Exercise tasks:
1: In the article on the Berkeley Community Chorus and Orchestra, identify the three vocal soloists named for the "War Requiem" performances and give each one's voice type.
2: Continue the article on the Berkeley Community Chorus and Orchestra, starting after its final sentence.

Text shown:

········

The competition for Berkeley’s most Berkeley organization is stiff, but you’ll be hard pressed to find an institution that embodies the city’s best impulses more fully than the Berkeley Community Chorus and Orchestra. Radically egalitarian, creatively ambitious, and committed to offering free performances, the BCCO brings together some 220 singers, many of whom have little or no musical training.
The choir concludes its milestone 50th season next weekend with performances of Benjamin Britten’s “War Requiem” at Hertz Hall at 8 p.m. on June 3, and 4 p.m. on June 4. A massive undertaking that involves a chamber orchestra and a full orchestra, the San Francisco Girls Chorus, an organ, three conductors, and three vocal soloists (baritone Efrain Solis, tenor Brian Thorsett, and soprano Carrie Hennessey), this production of staging the canonical work is the culmination of more than two years of planning.
Britten’s majestic evening-length work interpolates the traditional Latin Mass for the Dead with Wilfred Owen’s World War I-era pacifistic poetry. Something of a sensation after it premiered at the consecration of the rebuilt Coventry Cathedral on May 30, 1962, “The War Requiem” is a rhythmically complex and harmonically demanding work that choirs and orchestras with far more resources than the BCCO tend to shy away from, but it’s an organization that has rarely ducked a creative challenge.
“It’s a very special organization that truly tries to execute the mission that music is for everybody,” says BCCO Music Director Ming Luke, who also serves as music director of the Merced Symphony and associate conductor of the Berkeley Symphony. “It’s not only that all our concerts are free. There’s no impediment to joining. You might sit next to someone who sang in the San Francisco Symphony Chorus for 20 years or someone who’s never read music in their life.”
There’s no musical impediment to joining and no auditions required, but these days the BCCO has a long wait list brimming with sopranos and altos, a fact directly attributable to Ming’s skillful and charismatic leadership. Only the third person to direct the ensemble in half a century, Luke took over from local legend Arlene Sagan after her 21-year run (1988 to 2011).
“She was the heart and soul during that time, and I think people anticipated it was going to be different,” says bass Christian Fritze, who followed his wife into the BCCO in 2003 and is now president of the board. “Ming immediately established himself as someone with tremendous vigor and musicality, someone who lived this commitment to leading a group where everybody could sing regardless of experience. That’s why we’ve got this tremendous wait list now.”
The choir was created by Eugene Jones in a moment of defiance and optimism as a program in the Berkeley Adult School. A gifted and avid bass who sang with several local opera companies (he also subbed at Berkeley High, teaching music and black history), Jones helped break the color line in the Oakland Fire Department in the late 1940s. In 1966 he started the BCCO with four singers, but quickly attracted a multi-racial cast of some five dozen. By the time he retired and Sagan stepped in the organization was a non-profit with a strong board of directors.
She continued to expand the choir, while hewing to Jones’s vision of a non-auditioned ensemble accessible to anyone willing to throw themselves into the music. So how does someone who can’t read a score tackle a daunting work like “The War Requiem”?
“The choir provides a tremendous amount of resources, recordings where each voice is singled out so that you can listen and learn it like a song,” says Marco Falconi, the ensemble’s newest arrival. “Some members don’t read music. I don’t sight sing. The chorus provides ways for people to get to know the music, and we’re expected to do our homework.”

········

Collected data
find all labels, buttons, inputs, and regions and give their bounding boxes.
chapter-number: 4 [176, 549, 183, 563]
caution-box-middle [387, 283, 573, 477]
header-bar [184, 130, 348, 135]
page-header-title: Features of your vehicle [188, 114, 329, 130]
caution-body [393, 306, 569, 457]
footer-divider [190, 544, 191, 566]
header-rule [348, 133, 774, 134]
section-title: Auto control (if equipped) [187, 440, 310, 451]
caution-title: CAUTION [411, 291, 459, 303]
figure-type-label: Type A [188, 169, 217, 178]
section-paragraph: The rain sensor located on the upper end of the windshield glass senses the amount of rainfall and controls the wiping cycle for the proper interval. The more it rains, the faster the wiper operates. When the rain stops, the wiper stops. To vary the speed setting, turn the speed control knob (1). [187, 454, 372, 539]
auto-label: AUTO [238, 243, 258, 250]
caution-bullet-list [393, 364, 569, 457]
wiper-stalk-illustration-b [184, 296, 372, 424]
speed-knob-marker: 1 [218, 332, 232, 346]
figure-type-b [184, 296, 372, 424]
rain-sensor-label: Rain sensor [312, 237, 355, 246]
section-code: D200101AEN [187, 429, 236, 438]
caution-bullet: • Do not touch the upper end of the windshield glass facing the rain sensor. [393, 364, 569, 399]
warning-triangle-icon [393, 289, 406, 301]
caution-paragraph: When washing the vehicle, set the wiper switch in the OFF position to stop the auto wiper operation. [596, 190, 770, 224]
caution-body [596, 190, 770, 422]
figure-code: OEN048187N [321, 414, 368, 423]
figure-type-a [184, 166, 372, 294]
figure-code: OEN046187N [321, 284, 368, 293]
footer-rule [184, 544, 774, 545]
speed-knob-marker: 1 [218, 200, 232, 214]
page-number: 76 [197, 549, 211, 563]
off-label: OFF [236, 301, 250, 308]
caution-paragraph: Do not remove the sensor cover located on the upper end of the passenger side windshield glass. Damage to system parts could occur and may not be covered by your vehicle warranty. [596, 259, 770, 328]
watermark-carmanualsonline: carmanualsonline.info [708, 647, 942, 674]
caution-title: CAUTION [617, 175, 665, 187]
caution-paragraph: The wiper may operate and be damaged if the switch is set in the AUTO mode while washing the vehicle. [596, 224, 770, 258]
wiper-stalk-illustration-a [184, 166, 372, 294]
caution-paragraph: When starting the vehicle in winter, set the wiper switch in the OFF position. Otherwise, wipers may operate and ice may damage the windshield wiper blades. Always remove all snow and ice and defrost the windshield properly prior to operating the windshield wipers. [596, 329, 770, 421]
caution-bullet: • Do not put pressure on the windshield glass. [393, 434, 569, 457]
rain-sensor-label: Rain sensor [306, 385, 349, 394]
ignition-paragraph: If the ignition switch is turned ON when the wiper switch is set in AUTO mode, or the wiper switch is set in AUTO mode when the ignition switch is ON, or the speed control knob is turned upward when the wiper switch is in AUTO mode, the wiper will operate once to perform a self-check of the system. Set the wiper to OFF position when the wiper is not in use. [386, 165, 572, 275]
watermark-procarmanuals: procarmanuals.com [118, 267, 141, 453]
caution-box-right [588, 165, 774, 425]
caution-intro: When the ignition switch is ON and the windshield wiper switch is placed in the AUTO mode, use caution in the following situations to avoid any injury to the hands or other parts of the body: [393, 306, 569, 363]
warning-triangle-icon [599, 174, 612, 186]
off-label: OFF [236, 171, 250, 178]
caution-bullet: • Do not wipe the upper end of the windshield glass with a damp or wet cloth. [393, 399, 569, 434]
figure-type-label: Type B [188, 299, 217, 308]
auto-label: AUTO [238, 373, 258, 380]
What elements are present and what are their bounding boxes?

········

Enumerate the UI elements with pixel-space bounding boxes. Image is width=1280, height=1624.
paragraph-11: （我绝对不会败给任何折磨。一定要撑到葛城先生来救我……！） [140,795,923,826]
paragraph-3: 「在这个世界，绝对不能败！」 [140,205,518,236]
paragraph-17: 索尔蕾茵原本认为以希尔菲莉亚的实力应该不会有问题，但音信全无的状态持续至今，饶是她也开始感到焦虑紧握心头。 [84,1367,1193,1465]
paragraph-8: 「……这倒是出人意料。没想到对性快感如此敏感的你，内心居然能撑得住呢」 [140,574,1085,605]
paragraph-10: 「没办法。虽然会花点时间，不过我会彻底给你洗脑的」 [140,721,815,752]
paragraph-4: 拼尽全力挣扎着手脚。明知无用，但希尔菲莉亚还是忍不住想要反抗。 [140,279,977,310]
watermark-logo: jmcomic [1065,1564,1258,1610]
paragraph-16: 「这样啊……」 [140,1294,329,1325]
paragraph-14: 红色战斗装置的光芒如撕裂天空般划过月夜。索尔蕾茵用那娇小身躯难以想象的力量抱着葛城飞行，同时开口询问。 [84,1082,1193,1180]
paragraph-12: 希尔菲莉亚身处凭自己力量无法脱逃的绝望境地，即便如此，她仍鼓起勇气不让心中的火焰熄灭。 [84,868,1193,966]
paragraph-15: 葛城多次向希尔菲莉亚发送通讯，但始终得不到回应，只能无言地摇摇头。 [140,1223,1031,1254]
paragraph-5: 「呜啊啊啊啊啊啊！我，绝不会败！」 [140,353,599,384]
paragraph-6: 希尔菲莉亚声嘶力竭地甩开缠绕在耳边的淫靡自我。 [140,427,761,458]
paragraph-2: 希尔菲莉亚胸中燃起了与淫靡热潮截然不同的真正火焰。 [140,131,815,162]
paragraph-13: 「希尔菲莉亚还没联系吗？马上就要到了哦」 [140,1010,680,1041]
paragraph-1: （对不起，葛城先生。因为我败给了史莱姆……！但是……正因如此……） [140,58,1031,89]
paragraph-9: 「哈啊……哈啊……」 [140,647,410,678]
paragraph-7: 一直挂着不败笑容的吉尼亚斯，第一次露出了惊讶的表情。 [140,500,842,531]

········

The replies:
1:
- Efrain Solis, baritone
- Brian Thorsett, tenor
- Carrie Hennessey, soprano

2:
Watch the chorus at a recent rehearsal:
Many BCCO singers live in Berkeley, but the singular organization draws widely from Oakland, El Cerrito, Richmond and Alameda, with a significant contingent from San Francisco and the other side of the Caldecott Tunnel. With only one part-time staff member, the organization thrives because everyone involved as a board member or vocalist takes on various responsibilities (check out the impressive website devoted to the organization’s 50th anniversary).
Talking to a group of singers during a break in a recent Monday night rehearsal at the First Congregational Church their respect for Luke and devotion to the BCCO was plain to see. Johanna Clark, who joined the choir in 1989, likes to tell the story of discovering the ensemble via a flyer posted on Telegraph Avenue. She’s the longest tenured singer in the BCCO, and sang alongside some members who joined during the chorus’s first decade. Plunging in as a singer and volunteer, she did a stint as board president in the mid-90s, and encapsulated the sentiments of other singers in the group interview when she spoke about the almost ecstatic experience of singing communally with a group of friends.
“It’s an amazing connective experience that’s all kind of mixed up, the bonding that comes socially and the blend that can happen musically,” she says. “I don’t have much musical background and I’m continuing to learn how to blend after all these years, hitting those notes right. It’s an amazing pleasure to sing in this diverse community. So many of us start the rehearsals wiped out from work, and you leave at 10 pm quite uplifted, inspired and wired. Something about it has a kind of spiritual quality.”
Founded by a civil rights activist, sustained by a community of passionate amateurs eager to tackle challenging works, dedicated to welcoming all comers, and committed to offering free performances — the BCCO represents a platonic ideal of Berkeley, except that they’ve been making music on the ground for 50 years.
Recommended gigs: Chora Nova / Carlos Oliveira / Phillip Greenlief
Speaking of Berkeley choruses, the 60-voice Chora Nova celebrates its 10th anniversary 8 p.m. Saturday at the First Congregational Church of Berkeley with a performance of Carl Orff’s monumental “Carmina Burana.” Directed by countertenor and conductor Paul Flight since its launch in 2006, Chora Nova casts a wide net for material, often exploring seldom performed works.
An inspirational force on the Bay Area Brazilian music scene for many years, seven-string guitarist and composer Carlos Oliveira is back in town from Recife, Pernambuco, performing with some of his compatriots. He joins the Berkeley Choro Ensemble at St. Alban’s Episcopal Church Parrish Hall in Albany 8 p.m. Friday, playing his originals and choro standards with flutist Jane Lenoir, clarinetist Harvey Wainapel, Brian Rice on the frame drum pandeiro, Kiko Lazzarotto on the four-string cavaquinho and Ricardo Peixoto on seven-string Brazilian guitar.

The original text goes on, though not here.